◆ BRIEF
Reproduce word for word the entire passage below about going through a father's books and boxes.

I looked on the back of the book. “Yes, exactly.”
This pattern repeated for each book I showed him. I grew impatient, because I felt the pressure of the yards of shelves that remained unsorted. At the same time, I marveled. How did he remember the main arguments of all these books? Then, flipping through, I noticed that they were meticulously underlined and highlighted. He hadn’t simply read the books; he’d taken copious notes. Wedged into some of the pages were detailed outlines he must have used to cement his own learning as well as for teaching.
While he napped, I pawed through various other boxes, stuffed to the brim with printed emails and newspaper articles. In one box, I found several pamphlets about how to identify trees commonly found in the Maine forest. It struck me, suddenly, that my father, once he moved to Maine from California, had deliberately set out to learn new flora and fauna. Of course he had. One is not born knowing how to distinguish a pine from a fir. Yet somehow I had not appreciated how much effort had gone into Dad’s attempts to understand the world around him.
I began to sift through my memories, recalling in more detail his complaints and frustrations about projects that had not gone according to plan, that had required another trip to the hardware store to buy a different-sized screw or to seek the advice of the fix-it men who worked there. He had spent years trying to rig up a mechanical arm that would lift heavy items up two floors into the hayloft using a series of pulleys, and in truth it never worked well.

◆ DATA PROVIDED
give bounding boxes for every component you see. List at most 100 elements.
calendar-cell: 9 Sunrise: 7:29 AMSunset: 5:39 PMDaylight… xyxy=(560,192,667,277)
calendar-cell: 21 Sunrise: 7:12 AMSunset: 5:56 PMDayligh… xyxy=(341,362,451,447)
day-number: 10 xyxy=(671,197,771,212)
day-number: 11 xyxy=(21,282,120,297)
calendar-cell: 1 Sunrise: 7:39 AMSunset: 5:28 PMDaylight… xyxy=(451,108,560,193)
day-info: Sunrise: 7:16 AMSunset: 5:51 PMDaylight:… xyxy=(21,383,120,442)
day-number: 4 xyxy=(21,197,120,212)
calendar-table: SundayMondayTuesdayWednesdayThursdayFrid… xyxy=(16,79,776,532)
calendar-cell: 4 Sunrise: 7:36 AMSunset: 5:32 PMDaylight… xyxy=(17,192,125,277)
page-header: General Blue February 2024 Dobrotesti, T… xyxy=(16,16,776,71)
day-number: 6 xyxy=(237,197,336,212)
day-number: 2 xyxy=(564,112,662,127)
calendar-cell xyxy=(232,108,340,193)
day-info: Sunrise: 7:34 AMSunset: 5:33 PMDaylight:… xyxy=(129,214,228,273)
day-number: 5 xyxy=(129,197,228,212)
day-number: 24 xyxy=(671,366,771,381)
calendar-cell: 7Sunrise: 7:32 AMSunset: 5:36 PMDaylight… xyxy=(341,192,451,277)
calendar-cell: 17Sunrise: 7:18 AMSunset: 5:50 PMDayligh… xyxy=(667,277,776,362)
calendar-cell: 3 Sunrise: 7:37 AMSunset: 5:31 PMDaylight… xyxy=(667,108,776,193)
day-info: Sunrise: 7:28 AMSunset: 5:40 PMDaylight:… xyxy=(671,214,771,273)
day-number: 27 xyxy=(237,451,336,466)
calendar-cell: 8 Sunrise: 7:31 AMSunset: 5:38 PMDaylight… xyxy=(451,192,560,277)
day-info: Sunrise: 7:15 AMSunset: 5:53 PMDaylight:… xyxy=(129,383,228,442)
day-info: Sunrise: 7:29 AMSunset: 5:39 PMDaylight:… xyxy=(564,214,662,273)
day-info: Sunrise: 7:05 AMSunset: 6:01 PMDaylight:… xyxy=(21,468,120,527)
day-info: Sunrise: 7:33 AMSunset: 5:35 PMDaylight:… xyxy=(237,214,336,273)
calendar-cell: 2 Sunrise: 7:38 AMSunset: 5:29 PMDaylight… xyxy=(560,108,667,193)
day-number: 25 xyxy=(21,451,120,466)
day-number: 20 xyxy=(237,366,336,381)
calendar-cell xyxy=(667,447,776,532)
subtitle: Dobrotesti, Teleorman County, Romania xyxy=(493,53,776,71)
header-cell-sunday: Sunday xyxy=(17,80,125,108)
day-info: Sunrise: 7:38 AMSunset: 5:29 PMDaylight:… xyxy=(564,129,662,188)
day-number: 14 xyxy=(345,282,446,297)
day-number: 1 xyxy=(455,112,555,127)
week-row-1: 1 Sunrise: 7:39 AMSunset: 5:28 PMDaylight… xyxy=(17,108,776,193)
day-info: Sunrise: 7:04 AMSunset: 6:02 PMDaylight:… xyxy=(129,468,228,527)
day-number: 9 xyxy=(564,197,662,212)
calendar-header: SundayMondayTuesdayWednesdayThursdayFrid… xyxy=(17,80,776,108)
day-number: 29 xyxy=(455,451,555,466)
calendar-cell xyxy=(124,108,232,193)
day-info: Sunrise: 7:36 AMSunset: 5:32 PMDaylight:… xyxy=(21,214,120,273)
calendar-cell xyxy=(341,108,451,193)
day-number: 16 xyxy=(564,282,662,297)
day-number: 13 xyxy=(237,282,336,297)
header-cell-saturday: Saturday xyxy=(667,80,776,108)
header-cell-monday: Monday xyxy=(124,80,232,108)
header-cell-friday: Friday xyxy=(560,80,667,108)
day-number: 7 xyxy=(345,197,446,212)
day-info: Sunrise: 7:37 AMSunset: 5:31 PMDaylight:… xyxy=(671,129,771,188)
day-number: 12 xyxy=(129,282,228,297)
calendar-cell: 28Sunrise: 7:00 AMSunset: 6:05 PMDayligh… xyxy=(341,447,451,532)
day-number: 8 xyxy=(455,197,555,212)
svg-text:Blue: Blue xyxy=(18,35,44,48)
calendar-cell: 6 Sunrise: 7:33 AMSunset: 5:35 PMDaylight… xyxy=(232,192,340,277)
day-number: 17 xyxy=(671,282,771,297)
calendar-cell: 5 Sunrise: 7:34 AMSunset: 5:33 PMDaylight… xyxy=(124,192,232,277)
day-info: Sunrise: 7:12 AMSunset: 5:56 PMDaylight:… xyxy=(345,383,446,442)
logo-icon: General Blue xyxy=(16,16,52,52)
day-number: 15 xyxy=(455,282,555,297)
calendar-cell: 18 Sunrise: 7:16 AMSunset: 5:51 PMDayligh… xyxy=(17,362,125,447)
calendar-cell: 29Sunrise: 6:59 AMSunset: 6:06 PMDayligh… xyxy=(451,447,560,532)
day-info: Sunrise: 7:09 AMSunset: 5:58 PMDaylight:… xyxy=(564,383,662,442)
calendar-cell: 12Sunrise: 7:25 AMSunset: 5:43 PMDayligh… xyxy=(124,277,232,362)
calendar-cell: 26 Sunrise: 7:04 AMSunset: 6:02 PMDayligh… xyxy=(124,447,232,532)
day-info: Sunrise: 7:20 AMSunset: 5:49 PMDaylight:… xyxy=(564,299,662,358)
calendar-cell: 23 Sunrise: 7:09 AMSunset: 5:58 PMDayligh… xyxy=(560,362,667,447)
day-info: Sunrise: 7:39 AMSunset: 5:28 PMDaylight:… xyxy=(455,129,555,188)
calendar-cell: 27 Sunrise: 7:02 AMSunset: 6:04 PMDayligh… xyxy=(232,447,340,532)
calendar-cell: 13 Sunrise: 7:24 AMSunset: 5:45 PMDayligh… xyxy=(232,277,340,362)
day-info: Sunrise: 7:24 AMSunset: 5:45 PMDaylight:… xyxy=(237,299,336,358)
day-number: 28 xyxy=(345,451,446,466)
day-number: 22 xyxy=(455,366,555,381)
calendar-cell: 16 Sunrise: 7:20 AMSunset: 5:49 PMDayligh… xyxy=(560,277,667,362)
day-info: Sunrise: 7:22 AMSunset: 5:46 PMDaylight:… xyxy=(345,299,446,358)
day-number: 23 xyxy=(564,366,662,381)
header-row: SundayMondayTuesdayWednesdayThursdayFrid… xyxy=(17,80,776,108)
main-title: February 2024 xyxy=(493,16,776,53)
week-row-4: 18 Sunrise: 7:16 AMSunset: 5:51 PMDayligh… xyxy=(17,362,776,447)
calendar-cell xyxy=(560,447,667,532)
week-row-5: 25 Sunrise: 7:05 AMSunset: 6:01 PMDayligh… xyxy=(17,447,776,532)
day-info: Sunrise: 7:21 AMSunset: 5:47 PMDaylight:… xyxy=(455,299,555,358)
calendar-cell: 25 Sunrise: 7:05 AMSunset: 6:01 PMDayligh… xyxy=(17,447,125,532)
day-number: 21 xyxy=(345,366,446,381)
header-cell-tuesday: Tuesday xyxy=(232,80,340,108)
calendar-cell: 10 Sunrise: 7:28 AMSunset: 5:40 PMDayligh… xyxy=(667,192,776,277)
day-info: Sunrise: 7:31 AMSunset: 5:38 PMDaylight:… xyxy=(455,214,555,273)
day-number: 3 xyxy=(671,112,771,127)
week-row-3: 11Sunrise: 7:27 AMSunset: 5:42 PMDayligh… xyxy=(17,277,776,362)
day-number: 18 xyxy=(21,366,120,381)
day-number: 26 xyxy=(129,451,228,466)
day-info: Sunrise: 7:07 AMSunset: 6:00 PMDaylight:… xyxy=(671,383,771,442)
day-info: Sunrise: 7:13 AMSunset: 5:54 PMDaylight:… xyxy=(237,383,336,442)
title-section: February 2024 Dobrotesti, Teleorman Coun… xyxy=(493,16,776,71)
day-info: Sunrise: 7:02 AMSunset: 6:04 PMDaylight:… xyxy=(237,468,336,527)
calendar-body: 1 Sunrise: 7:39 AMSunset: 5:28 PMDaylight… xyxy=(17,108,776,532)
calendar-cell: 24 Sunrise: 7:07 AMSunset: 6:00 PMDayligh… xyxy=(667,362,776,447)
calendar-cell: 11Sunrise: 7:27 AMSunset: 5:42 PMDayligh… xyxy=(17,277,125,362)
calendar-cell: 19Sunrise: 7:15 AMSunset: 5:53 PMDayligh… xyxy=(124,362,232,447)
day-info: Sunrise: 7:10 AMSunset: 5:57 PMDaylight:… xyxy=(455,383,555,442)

◆ EXERCISE SOLUTION
I looked on the back of the book. “Yes, exactly.”
This pattern repeated for each book I showed him. I grew impatient, because I felt the pressure of the yards of shelves that remained unsorted. At the same time, I marveled. How did he remember the main arguments of all these books? Then, flipping through, I noticed that they were meticulously underlined and highlighted. He hadn’t simply read the books; he’d taken copious notes. Wedged into some of the pages were detailed outlines he must have used to cement his own learning as well as for teaching.
While he napped, I pawed through various other boxes, stuffed to the brim with printed emails and newspaper articles. In one box, I found several pamphlets about how to identify trees commonly found in the Maine forest. It struck me, suddenly, that my father, once he moved to Maine from California, had deliberately set out to learn new flora and fauna. Of course he had. One is not born knowing how to distinguish a pine from a fir. Yet somehow I had not appreciated how much effort had gone into Dad’s attempts to understand the world around him.
I began to sift through my memories, recalling in more detail his complaints and frustrations about projects that had not gone according to plan, that had required another trip to the hardware store to buy a different-sized screw or to seek the advice of the fix-it men who worked there. He had spent years trying to rig up a mechanical arm that would lift heavy items up two floors into the hayloft using a series of pulleys, and in truth it never worked well.